Extract each line of the material that contains the word "suggestions".
--- start Input rows ---
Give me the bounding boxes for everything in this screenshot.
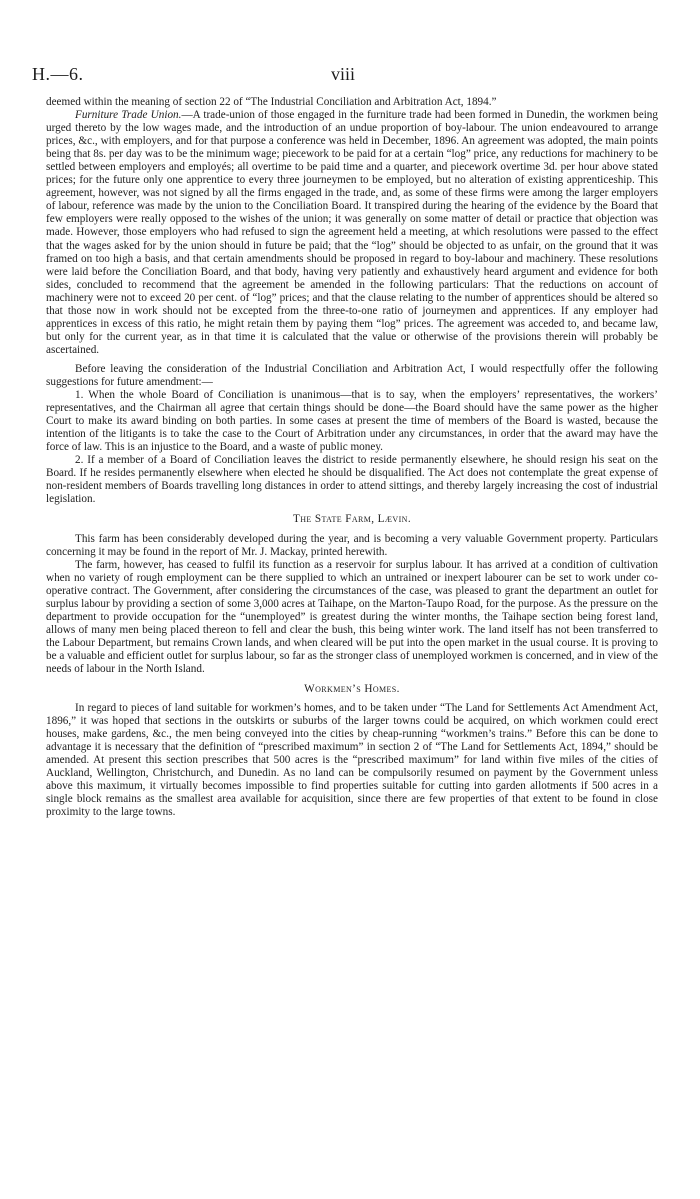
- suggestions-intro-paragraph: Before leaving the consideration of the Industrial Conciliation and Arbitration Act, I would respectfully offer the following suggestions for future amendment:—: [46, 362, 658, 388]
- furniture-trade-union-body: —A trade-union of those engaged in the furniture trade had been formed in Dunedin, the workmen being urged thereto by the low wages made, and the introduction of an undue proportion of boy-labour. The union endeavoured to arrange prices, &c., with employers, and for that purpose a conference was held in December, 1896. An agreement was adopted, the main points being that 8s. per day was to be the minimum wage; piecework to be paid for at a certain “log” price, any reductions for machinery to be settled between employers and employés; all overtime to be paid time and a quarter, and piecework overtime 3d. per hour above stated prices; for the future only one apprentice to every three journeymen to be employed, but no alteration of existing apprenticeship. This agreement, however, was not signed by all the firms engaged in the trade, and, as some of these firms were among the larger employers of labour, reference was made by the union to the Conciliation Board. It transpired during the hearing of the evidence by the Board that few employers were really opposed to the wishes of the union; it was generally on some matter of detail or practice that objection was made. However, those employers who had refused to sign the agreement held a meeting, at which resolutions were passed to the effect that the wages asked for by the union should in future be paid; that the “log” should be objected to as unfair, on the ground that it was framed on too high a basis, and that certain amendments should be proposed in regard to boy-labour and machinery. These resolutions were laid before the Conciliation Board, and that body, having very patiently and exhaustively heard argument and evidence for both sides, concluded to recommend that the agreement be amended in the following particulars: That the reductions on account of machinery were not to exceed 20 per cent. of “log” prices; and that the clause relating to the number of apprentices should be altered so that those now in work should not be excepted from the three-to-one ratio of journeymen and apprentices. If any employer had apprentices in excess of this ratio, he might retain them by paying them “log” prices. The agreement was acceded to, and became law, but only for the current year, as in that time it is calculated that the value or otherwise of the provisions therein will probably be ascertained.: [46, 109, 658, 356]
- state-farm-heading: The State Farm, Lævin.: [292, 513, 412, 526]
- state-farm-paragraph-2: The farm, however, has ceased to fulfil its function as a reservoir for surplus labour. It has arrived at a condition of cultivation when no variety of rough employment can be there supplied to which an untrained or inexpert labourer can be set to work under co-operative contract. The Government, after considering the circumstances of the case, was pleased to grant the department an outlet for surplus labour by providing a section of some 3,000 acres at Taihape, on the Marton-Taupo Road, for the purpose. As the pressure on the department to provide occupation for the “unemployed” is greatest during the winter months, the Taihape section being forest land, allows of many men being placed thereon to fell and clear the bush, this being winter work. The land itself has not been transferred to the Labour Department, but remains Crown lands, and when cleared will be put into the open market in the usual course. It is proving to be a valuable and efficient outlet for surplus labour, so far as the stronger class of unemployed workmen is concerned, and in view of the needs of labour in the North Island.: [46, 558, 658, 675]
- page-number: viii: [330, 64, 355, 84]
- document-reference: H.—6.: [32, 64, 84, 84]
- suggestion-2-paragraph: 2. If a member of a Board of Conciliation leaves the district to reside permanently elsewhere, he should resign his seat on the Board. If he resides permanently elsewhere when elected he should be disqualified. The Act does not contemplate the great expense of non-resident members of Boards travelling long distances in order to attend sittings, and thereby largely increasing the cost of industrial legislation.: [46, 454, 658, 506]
--- end Input rows ---
# Result below:
- suggestions-intro-paragraph: Before leaving the consideration of the Industrial Conciliation and Arbitration Act, I would respectfully offer the following suggestions for future amendment:—: [46, 362, 658, 388]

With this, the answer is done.